• [Supplied material]
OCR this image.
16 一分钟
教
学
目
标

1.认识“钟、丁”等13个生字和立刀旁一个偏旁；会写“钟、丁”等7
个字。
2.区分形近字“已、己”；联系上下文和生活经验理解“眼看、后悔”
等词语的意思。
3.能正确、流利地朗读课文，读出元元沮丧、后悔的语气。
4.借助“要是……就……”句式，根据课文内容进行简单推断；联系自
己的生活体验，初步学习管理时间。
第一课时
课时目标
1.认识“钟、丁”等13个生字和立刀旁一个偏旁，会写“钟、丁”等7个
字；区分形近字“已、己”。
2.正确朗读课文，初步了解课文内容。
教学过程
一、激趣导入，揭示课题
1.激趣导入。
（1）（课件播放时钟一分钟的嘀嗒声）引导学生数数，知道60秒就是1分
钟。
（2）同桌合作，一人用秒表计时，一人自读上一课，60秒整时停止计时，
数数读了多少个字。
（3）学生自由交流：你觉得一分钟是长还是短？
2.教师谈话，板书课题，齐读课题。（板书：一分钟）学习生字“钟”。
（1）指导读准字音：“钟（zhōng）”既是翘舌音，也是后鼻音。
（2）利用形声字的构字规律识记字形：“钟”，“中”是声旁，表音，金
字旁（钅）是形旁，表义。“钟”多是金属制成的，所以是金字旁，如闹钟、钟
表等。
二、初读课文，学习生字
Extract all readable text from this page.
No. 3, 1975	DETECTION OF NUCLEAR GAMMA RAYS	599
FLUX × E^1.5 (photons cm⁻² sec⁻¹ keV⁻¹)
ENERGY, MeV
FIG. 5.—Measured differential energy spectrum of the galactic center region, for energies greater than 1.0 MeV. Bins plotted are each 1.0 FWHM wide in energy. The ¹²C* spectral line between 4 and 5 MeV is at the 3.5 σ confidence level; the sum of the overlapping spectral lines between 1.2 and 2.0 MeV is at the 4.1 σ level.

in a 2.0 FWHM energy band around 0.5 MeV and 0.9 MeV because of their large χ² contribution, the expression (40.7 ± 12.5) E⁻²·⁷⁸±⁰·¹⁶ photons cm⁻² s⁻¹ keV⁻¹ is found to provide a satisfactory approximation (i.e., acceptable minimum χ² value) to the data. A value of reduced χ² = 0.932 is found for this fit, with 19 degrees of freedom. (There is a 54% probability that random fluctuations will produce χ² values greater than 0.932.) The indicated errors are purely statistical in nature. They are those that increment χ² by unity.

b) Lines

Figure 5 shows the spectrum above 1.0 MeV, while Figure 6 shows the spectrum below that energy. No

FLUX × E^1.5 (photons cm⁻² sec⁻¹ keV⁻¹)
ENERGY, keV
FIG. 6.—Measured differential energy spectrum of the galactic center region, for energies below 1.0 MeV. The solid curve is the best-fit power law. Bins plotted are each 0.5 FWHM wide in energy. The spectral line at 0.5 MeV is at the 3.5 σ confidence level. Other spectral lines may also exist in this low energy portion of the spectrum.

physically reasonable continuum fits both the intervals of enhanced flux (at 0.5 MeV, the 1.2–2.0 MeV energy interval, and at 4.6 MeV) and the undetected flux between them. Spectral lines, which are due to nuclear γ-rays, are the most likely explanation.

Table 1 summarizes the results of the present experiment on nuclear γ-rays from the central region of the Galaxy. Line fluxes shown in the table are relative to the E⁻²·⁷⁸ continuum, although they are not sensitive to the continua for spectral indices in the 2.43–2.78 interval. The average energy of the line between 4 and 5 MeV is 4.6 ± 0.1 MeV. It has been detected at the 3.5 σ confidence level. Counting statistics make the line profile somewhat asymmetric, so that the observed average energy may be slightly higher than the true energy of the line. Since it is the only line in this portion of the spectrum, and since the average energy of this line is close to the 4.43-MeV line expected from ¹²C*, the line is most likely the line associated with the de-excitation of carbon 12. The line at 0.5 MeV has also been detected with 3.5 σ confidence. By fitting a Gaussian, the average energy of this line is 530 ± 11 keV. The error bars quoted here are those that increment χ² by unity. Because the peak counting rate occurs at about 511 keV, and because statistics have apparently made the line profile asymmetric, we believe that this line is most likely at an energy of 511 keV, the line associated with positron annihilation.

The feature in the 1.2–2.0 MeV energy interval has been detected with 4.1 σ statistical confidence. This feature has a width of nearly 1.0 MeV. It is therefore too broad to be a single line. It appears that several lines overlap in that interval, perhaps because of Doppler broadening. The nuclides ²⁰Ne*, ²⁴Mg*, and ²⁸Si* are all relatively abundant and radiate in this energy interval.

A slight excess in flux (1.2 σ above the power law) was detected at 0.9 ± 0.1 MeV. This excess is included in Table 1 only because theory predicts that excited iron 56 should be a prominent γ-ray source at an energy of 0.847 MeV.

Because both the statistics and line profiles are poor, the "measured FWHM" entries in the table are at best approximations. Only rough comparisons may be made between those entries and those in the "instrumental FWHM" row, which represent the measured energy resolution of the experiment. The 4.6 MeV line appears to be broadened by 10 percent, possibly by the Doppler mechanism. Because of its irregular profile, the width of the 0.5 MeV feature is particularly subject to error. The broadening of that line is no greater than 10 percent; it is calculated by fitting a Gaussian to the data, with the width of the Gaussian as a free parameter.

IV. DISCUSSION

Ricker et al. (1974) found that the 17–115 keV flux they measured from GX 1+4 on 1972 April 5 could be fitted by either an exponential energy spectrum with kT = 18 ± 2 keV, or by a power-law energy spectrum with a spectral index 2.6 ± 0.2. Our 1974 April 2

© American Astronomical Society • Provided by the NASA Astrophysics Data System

• [To do] Copy each record from above without leaving any out.

• [Output of the task]
OCR this image.
16 一分钟
教
学
目
标

1.认识“钟、丁”等13个生字和立刀旁一个偏旁；会写“钟、丁”等7
个字。
2.区分形近字“已、己”；联系上下文和生活经验理解“眼看、后悔”
等词语的意思。
3.能正确、流利地朗读课文，读出元元沮丧、后悔的语气。
4.借助“要是……就……”句式，根据课文内容进行简单推断；联系自
己的生活体验，初步学习管理时间。
第一课时
课时目标
1.认识“钟、丁”等13个生字和立刀旁一个偏旁，会写“钟、丁”等7个
字；区分形近字“已、己”。
2.正确朗读课文，初步了解课文内容。
教学过程
一、激趣导入，揭示课题
1.激趣导入。
（1）（课件播放时钟一分钟的嘀嗒声）引导学生数数，知道60秒就是1分
钟。
（2）同桌合作，一人用秒表计时，一人自读上一课，60秒整时停止计时，
数数读了多少个字。
（3）学生自由交流：你觉得一分钟是长还是短？
2.教师谈话，板书课题，齐读课题。（板书：一分钟）学习生字“钟”。
（1）指导读准字音：“钟（zhōng）”既是翘舌音，也是后鼻音。
（2）利用形声字的构字规律识记字形：“钟”，“中”是声旁，表音，金
字旁（钅）是形旁，表义。“钟”多是金属制成的，所以是金字旁，如闹钟、钟
表等。
二、初读课文，学习生字
Extract all readable text from this page.
No. 3, 1975	DETECTION OF NUCLEAR GAMMA RAYS	599
FLUX × E^1.5 (photons cm⁻² sec⁻¹ keV⁻¹)
ENERGY, MeV
FIG. 5.—Measured differential energy spectrum of the galactic center region, for energies greater than 1.0 MeV. Bins plotted are each 1.0 FWHM wide in energy. The ¹²C* spectral line between 4 and 5 MeV is at the 3.5 σ confidence level; the sum of the overlapping spectral lines between 1.2 and 2.0 MeV is at the 4.1 σ level.

in a 2.0 FWHM energy band around 0.5 MeV and 0.9 MeV because of their large χ² contribution, the expression (40.7 ± 12.5) E⁻²·⁷⁸±⁰·¹⁶ photons cm⁻² s⁻¹ keV⁻¹ is found to provide a satisfactory approximation (i.e., acceptable minimum χ² value) to the data. A value of reduced χ² = 0.932 is found for this fit, with 19 degrees of freedom. (There is a 54% probability that random fluctuations will produce χ² values greater than 0.932.) The indicated errors are purely statistical in nature. They are those that increment χ² by unity.

b) Lines

Figure 5 shows the spectrum above 1.0 MeV, while Figure 6 shows the spectrum below that energy. No

FLUX × E^1.5 (photons cm⁻² sec⁻¹ keV⁻¹)
ENERGY, keV
FIG. 6.—Measured differential energy spectrum of the galactic center region, for energies below 1.0 MeV. The solid curve is the best-fit power law. Bins plotted are each 0.5 FWHM wide in energy. The spectral line at 0.5 MeV is at the 3.5 σ confidence level. Other spectral lines may also exist in this low energy portion of the spectrum.

physically reasonable continuum fits both the intervals of enhanced flux (at 0.5 MeV, the 1.2–2.0 MeV energy interval, and at 4.6 MeV) and the undetected flux between them. Spectral lines, which are due to nuclear γ-rays, are the most likely explanation.

Table 1 summarizes the results of the present experiment on nuclear γ-rays from the central region of the Galaxy. Line fluxes shown in the table are relative to the E⁻²·⁷⁸ continuum, although they are not sensitive to the continua for spectral indices in the 2.43–2.78 interval. The average energy of the line between 4 and 5 MeV is 4.6 ± 0.1 MeV. It has been detected at the 3.5 σ confidence level. Counting statistics make the line profile somewhat asymmetric, so that the observed average energy may be slightly higher than the true energy of the line. Since it is the only line in this portion of the spectrum, and since the average energy of this line is close to the 4.43-MeV line expected from ¹²C*, the line is most likely the line associated with the de-excitation of carbon 12. The line at 0.5 MeV has also been detected with 3.5 σ confidence. By fitting a Gaussian, the average energy of this line is 530 ± 11 keV. The error bars quoted here are those that increment χ² by unity. Because the peak counting rate occurs at about 511 keV, and because statistics have apparently made the line profile asymmetric, we believe that this line is most likely at an energy of 511 keV, the line associated with positron annihilation.

The feature in the 1.2–2.0 MeV energy interval has been detected with 4.1 σ statistical confidence. This feature has a width of nearly 1.0 MeV. It is therefore too broad to be a single line. It appears that several lines overlap in that interval, perhaps because of Doppler broadening. The nuclides ²⁰Ne*, ²⁴Mg*, and ²⁸Si* are all relatively abundant and radiate in this energy interval.

A slight excess in flux (1.2 σ above the power law) was detected at 0.9 ± 0.1 MeV. This excess is included in Table 1 only because theory predicts that excited iron 56 should be a prominent γ-ray source at an energy of 0.847 MeV.

Because both the statistics and line profiles are poor, the "measured FWHM" entries in the table are at best approximations. Only rough comparisons may be made between those entries and those in the "instrumental FWHM" row, which represent the measured energy resolution of the experiment. The 4.6 MeV line appears to be broadened by 10 percent, possibly by the Doppler mechanism. Because of its irregular profile, the width of the 0.5 MeV feature is particularly subject to error. The broadening of that line is no greater than 10 percent; it is calculated by fitting a Gaussian to the data, with the width of the Gaussian as a free parameter.

IV. DISCUSSION

Ricker et al. (1974) found that the 17–115 keV flux they measured from GX 1+4 on 1972 April 5 could be fitted by either an exponential energy spectrum with kT = 18 ± 2 keV, or by a power-law energy spectrum with a spectral index 2.6 ± 0.2. Our 1974 April 2

© American Astronomical Society • Provided by the NASA Astrophysics Data System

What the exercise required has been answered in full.